WHAT TO WORK ON.
Give back all the data exactly, line by line.
╭─ LISTED ENTRIES
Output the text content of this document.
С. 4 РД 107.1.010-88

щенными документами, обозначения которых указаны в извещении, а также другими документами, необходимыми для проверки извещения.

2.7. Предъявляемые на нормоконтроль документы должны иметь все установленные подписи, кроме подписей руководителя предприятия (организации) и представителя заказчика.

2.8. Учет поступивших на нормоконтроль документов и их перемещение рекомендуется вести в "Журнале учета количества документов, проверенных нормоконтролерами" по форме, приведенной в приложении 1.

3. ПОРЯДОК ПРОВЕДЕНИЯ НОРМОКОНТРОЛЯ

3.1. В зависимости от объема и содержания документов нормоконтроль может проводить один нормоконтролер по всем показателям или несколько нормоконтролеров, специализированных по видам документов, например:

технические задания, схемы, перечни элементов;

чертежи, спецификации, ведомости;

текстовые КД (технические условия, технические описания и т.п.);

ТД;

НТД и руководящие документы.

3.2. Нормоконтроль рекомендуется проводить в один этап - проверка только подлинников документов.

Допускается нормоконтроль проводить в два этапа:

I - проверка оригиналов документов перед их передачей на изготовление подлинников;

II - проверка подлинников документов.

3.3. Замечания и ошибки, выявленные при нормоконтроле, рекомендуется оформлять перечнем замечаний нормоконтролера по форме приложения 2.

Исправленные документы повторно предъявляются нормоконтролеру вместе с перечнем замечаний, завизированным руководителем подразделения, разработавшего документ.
╰─
RESPONSE.
Output the text content of this document.
С. 4 РД 107.1.010-88

щенными документами, обозначения которых указаны в извещении, а также другими документами, необходимыми для проверки извещения.

2.7. Предъявляемые на нормоконтроль документы должны иметь все установленные подписи, кроме подписей руководителя предприятия (организации) и представителя заказчика.

2.8. Учет поступивших на нормоконтроль документов и их перемещение рекомендуется вести в "Журнале учета количества документов, проверенных нормоконтролерами" по форме, приведенной в приложении 1.

3. ПОРЯДОК ПРОВЕДЕНИЯ НОРМОКОНТРОЛЯ

3.1. В зависимости от объема и содержания документов нормоконтроль может проводить один нормоконтролер по всем показателям или несколько нормоконтролеров, специализированных по видам документов, например:

технические задания, схемы, перечни элементов;

чертежи, спецификации, ведомости;

текстовые КД (технические условия, технические описания и т.п.);

ТД;

НТД и руководящие документы.

3.2. Нормоконтроль рекомендуется проводить в один этап - проверка только подлинников документов.

Допускается нормоконтроль проводить в два этапа:

I - проверка оригиналов документов перед их передачей на изготовление подлинников;

II - проверка подлинников документов.

3.3. Замечания и ошибки, выявленные при нормоконтроле, рекомендуется оформлять перечнем замечаний нормоконтролера по форме приложения 2.

Исправленные документы повторно предъявляются нормоконтролеру вместе с перечнем замечаний, завизированным руководителем подразделения, разработавшего документ.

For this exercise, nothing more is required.